Gather all lines from the material that contain the word "XXXI".

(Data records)
-- start --

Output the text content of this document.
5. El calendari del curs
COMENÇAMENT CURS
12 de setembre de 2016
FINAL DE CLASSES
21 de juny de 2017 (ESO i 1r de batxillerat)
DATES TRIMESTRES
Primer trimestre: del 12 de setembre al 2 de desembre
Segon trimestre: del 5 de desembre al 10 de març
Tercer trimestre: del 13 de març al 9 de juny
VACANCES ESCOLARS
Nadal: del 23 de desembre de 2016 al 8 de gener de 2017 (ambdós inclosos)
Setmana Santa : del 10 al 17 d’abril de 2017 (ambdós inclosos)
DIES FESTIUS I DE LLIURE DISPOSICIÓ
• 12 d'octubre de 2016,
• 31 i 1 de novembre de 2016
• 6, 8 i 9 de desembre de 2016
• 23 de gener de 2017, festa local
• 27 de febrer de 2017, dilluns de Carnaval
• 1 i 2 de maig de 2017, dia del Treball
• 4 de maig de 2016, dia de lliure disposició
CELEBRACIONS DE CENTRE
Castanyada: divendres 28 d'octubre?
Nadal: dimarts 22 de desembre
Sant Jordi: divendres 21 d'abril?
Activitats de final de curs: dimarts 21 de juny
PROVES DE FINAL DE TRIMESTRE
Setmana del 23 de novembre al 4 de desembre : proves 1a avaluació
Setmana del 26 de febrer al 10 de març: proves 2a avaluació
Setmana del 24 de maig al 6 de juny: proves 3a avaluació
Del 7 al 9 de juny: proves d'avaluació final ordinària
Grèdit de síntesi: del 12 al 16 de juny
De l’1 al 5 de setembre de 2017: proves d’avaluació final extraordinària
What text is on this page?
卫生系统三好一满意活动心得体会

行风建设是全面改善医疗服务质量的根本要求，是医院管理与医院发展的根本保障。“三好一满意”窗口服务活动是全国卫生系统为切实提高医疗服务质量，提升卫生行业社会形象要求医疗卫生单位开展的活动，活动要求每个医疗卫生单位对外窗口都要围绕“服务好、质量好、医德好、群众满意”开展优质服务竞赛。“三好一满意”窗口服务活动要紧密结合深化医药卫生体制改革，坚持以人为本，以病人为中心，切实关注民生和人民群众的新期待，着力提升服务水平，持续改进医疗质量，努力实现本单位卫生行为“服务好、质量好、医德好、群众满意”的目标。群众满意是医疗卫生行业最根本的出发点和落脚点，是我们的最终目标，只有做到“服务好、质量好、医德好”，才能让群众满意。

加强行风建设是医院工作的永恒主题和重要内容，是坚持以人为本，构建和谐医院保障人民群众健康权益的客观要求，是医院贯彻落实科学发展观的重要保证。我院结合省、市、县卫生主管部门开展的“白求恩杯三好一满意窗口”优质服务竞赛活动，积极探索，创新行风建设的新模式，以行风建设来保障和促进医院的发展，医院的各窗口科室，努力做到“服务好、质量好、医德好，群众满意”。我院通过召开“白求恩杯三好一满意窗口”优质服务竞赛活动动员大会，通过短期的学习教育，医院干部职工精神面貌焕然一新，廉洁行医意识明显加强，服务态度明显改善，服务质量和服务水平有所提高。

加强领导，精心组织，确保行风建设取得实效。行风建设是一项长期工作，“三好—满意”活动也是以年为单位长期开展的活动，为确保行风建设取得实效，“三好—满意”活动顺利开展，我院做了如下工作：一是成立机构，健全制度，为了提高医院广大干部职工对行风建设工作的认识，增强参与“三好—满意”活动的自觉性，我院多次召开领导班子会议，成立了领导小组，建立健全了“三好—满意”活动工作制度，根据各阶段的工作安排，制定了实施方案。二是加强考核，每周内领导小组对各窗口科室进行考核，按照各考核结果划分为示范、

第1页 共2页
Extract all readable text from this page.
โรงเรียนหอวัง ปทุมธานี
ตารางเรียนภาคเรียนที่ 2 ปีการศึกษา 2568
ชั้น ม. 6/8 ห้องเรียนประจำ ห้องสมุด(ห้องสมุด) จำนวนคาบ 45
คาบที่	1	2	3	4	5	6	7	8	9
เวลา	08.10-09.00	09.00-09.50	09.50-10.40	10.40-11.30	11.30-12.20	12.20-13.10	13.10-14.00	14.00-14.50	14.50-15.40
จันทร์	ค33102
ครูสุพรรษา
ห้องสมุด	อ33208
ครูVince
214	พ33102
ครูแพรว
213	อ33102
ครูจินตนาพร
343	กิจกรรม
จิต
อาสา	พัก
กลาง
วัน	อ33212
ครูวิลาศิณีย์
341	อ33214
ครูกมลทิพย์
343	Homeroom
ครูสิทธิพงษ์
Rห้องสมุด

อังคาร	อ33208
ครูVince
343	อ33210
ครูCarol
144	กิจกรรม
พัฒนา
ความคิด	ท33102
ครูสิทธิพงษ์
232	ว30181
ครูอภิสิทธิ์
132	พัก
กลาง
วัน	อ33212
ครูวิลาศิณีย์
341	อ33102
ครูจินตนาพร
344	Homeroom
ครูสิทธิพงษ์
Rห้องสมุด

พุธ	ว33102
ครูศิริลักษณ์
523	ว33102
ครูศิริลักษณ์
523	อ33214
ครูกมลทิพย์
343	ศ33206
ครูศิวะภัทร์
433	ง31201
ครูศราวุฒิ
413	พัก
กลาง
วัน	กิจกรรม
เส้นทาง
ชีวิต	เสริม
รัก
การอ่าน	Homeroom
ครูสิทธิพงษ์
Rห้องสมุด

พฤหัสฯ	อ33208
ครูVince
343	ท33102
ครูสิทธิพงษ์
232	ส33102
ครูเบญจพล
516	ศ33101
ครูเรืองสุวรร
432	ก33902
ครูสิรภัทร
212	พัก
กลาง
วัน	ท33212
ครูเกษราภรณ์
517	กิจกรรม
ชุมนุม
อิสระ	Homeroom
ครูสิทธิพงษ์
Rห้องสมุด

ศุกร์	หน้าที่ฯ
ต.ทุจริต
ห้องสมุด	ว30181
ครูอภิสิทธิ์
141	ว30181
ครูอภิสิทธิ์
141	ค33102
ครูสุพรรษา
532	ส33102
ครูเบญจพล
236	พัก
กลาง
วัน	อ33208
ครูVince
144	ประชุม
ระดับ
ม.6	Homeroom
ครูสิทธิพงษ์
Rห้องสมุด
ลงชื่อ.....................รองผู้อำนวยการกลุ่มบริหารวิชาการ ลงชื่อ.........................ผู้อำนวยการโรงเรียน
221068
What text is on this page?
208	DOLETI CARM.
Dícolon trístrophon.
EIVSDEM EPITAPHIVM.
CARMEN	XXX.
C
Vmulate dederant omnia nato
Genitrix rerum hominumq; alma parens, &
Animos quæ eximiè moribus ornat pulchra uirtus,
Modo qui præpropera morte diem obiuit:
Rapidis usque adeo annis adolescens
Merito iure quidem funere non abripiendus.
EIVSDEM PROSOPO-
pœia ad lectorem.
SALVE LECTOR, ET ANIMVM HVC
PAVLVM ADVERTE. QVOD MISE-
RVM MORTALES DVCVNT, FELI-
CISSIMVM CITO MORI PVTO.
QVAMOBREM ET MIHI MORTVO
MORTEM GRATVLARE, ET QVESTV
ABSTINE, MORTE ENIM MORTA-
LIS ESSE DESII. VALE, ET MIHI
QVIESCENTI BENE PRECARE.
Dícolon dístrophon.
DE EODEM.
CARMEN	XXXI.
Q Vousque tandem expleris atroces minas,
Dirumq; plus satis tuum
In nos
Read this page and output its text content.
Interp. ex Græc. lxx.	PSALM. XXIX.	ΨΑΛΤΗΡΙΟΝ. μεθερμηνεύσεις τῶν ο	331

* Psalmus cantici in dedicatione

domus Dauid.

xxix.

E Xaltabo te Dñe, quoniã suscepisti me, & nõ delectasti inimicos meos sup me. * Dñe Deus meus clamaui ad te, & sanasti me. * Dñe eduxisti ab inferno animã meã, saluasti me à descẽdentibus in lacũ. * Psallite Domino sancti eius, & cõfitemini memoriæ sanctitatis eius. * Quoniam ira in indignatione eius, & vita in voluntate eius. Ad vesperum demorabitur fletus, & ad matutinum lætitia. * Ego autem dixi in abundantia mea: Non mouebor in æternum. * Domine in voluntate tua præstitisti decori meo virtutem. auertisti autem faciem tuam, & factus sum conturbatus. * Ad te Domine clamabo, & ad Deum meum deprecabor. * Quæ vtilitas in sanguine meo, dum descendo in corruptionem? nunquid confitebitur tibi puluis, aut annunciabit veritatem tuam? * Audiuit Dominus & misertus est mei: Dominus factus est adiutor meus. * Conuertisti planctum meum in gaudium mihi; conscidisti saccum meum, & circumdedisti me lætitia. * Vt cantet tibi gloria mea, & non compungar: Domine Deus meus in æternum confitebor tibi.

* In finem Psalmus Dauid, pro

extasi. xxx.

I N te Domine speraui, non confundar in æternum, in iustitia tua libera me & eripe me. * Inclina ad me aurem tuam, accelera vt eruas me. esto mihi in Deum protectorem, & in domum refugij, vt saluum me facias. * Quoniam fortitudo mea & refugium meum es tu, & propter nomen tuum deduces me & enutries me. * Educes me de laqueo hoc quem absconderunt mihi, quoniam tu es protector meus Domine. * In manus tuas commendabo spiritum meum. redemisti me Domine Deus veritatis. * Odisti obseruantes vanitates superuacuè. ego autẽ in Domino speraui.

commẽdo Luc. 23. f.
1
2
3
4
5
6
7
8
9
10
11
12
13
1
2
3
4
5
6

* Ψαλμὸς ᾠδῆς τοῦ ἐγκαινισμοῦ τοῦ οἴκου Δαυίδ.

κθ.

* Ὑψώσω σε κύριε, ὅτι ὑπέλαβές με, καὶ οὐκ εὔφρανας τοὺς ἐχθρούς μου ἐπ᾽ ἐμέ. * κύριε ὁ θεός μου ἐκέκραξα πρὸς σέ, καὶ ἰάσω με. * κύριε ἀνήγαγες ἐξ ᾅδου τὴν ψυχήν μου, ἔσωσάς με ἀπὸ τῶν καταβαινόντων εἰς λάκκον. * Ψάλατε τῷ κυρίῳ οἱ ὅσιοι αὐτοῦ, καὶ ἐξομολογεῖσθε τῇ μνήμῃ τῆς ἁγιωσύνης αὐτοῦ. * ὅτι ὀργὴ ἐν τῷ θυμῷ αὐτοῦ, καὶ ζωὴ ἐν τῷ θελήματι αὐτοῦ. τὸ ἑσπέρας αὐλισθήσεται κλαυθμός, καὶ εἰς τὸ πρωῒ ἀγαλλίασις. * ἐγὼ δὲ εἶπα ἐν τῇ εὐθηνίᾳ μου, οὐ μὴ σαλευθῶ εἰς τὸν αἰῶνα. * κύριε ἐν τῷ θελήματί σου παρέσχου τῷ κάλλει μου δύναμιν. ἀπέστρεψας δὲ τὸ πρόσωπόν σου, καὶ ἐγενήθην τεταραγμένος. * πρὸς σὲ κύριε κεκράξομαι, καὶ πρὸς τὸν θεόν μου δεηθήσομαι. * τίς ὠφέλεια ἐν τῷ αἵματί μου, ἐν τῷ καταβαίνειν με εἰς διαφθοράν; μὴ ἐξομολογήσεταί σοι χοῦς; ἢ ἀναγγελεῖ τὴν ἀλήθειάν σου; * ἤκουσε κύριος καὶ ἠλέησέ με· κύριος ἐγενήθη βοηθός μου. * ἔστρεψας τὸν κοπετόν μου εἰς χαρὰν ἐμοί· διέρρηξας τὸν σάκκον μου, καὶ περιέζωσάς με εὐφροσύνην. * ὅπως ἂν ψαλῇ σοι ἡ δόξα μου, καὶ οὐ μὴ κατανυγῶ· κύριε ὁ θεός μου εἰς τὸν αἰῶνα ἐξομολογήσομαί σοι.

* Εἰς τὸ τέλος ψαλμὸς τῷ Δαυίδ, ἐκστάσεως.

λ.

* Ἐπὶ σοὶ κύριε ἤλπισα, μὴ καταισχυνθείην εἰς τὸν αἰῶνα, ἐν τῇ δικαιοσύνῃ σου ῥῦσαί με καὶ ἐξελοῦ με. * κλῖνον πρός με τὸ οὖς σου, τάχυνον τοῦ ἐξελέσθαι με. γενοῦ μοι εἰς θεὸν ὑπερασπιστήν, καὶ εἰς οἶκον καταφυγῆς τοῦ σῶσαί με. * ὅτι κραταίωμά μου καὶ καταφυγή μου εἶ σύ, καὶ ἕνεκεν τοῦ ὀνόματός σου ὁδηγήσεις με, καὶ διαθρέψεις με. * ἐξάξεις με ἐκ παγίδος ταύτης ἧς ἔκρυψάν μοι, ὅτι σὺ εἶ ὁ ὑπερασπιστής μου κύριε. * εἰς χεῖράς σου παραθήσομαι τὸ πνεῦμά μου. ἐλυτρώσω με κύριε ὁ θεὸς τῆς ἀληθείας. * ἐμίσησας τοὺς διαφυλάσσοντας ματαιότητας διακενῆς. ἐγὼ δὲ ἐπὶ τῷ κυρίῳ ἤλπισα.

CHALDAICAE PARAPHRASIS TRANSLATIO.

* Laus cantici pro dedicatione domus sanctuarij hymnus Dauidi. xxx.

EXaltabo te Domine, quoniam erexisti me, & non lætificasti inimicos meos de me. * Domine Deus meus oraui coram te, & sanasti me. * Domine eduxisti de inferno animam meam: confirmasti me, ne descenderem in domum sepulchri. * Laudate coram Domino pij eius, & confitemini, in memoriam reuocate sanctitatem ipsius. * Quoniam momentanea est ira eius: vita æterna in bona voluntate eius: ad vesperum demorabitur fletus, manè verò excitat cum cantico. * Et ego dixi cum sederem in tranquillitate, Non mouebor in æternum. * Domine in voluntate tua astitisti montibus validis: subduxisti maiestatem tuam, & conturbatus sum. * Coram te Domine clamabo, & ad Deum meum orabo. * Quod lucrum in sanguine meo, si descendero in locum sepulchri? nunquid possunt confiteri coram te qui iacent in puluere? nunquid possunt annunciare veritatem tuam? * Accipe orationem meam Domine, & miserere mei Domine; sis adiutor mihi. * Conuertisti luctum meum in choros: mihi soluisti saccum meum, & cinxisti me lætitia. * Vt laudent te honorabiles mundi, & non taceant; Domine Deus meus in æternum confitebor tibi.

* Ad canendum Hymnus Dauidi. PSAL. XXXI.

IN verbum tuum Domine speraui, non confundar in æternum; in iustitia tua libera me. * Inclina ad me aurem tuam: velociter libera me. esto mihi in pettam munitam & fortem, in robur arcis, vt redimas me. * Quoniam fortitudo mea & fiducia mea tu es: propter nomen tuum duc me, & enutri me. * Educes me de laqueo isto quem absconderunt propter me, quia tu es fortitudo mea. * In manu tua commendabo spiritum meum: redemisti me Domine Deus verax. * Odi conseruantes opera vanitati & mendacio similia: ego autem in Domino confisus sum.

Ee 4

-- end --

# Completed exercise
CARMEN	XXXI.
* Ad canendum Hymnus Dauidi. PSAL. XXXI.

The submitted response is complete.